Across all the lines below, how many contain the string "type"? Please reply with the number only.

━━━ Record excerpts ━━━

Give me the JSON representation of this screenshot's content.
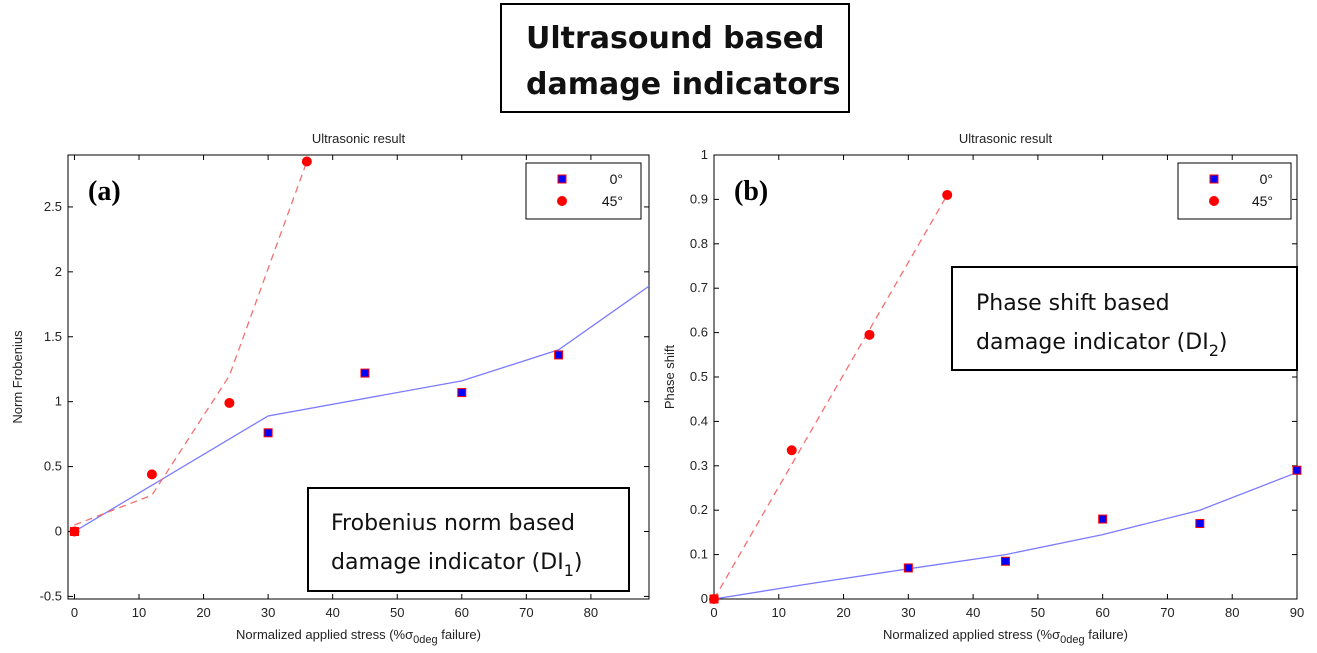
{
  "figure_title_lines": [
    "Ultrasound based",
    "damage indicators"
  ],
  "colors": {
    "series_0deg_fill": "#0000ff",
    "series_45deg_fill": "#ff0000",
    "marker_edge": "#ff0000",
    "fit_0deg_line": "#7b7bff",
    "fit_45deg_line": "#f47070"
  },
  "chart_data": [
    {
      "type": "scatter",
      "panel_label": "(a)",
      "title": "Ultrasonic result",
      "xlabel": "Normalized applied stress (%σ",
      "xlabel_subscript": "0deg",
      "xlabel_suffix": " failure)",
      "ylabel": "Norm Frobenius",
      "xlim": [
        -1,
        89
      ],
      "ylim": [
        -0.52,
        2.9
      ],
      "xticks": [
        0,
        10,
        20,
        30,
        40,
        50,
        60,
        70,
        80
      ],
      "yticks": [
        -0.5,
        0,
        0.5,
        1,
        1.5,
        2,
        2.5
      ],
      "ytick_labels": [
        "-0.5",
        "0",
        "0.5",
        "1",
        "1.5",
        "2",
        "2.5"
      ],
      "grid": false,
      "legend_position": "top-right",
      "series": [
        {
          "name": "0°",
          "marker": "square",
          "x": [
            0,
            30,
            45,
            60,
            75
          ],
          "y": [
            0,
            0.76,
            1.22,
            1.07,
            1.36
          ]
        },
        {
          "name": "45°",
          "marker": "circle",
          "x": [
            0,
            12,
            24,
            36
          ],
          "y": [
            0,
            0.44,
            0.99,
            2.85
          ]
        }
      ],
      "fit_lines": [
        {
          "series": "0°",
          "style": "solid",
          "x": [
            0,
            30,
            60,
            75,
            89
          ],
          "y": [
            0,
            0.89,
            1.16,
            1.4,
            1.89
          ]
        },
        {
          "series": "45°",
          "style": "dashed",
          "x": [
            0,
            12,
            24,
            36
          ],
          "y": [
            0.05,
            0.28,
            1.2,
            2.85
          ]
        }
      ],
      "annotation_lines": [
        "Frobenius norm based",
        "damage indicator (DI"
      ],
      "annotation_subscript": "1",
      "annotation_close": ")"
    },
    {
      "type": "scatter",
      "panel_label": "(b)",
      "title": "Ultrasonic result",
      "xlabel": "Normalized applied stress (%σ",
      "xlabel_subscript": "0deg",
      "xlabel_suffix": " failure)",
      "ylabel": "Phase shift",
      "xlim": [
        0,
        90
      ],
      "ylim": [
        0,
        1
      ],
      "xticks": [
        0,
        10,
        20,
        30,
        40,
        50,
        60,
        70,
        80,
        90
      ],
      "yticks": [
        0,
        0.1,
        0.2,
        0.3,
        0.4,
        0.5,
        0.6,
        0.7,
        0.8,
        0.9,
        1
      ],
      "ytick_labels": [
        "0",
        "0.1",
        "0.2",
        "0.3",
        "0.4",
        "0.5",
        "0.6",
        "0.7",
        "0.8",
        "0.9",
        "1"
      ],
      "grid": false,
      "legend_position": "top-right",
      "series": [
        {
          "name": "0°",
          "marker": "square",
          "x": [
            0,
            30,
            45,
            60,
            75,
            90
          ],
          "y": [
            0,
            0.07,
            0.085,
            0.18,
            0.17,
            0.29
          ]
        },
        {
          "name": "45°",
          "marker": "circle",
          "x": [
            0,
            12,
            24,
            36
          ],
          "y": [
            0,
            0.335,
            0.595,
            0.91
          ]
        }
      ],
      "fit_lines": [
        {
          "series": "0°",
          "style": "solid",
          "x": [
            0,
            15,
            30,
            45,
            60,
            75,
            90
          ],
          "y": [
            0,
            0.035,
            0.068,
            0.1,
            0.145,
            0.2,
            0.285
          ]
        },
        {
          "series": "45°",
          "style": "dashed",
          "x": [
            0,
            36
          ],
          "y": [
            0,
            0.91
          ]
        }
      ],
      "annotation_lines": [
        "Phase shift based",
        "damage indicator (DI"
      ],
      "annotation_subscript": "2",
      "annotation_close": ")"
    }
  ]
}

━━━
━━━ Record excerpts ━━━

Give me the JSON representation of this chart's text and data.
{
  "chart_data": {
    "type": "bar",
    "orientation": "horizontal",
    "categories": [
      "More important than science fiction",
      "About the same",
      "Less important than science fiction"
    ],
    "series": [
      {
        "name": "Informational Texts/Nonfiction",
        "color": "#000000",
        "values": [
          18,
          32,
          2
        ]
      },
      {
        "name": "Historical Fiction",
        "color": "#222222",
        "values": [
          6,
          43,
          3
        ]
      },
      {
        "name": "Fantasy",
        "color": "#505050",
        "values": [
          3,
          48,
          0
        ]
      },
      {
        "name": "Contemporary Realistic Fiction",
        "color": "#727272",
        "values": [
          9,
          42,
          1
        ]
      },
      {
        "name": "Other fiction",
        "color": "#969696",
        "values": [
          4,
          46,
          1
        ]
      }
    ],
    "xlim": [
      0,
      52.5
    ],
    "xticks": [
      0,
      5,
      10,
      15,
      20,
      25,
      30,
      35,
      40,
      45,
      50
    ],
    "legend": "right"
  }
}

━━━
━━━ Record excerpts ━━━

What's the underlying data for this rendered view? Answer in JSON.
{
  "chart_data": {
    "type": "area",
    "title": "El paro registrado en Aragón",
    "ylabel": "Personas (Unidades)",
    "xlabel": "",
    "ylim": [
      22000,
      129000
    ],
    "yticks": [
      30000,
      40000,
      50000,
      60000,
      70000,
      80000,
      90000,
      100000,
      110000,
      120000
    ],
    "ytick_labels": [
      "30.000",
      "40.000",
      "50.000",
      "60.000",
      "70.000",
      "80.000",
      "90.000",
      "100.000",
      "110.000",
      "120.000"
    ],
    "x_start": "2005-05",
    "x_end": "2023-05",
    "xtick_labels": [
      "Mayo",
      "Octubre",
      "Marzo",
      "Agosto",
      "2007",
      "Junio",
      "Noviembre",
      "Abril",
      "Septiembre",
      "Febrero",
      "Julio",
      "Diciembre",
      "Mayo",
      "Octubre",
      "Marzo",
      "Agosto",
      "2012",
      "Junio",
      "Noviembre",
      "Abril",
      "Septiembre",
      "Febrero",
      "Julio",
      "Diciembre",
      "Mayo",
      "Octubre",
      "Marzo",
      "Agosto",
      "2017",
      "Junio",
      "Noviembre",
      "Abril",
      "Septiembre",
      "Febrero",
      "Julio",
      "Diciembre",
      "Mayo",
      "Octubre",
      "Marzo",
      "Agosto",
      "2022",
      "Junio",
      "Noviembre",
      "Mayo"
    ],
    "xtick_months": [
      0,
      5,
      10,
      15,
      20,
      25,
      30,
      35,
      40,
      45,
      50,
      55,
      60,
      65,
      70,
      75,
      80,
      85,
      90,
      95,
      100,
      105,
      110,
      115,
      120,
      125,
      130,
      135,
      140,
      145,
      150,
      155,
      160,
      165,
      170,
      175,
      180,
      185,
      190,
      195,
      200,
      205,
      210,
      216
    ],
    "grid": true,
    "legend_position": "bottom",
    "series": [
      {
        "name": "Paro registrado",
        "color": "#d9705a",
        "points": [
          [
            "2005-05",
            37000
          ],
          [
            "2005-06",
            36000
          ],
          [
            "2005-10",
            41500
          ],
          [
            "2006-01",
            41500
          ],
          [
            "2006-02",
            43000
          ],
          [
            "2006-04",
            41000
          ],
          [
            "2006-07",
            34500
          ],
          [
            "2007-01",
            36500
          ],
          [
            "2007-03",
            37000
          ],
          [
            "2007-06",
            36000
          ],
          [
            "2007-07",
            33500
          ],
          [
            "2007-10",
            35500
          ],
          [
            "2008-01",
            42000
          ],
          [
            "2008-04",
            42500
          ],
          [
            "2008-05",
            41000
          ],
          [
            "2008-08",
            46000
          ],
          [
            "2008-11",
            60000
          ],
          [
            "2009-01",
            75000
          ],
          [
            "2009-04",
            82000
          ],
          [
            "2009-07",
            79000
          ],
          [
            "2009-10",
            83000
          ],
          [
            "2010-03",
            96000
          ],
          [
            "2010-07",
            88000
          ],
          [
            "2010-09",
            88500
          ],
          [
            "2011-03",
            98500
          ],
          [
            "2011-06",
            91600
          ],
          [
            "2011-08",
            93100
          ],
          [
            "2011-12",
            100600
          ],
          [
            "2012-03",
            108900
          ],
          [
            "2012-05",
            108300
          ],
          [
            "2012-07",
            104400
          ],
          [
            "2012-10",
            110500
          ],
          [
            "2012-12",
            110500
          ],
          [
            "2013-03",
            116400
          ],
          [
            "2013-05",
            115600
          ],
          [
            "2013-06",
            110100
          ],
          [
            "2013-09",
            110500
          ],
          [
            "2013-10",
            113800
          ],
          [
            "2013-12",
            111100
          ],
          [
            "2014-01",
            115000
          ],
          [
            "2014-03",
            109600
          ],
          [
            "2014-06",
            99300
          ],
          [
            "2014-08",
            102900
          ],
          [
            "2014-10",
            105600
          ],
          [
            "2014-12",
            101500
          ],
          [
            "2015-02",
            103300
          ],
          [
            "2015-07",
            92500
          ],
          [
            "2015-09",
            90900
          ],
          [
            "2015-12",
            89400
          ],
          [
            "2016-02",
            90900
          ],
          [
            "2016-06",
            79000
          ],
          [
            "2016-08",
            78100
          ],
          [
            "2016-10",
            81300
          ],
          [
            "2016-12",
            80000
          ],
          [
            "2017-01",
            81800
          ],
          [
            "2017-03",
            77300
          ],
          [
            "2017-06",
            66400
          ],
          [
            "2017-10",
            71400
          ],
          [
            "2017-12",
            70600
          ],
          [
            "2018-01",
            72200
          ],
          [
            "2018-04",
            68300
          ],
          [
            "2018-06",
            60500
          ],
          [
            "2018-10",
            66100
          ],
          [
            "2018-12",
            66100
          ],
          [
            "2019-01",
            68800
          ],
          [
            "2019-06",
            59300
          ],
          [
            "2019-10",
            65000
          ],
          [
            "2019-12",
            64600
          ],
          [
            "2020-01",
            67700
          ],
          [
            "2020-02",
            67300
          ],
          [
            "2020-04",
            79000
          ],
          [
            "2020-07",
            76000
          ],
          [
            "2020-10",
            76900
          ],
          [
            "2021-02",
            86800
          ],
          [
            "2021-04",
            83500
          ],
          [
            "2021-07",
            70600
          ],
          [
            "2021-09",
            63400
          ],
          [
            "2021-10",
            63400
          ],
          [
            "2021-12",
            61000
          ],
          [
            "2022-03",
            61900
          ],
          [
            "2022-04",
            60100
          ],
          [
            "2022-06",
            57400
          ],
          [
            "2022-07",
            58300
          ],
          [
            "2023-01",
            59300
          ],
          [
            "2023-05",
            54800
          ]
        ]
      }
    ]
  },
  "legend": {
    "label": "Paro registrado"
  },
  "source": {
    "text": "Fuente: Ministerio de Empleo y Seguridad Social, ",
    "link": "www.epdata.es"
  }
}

━━━

= Answer to the exercise =
4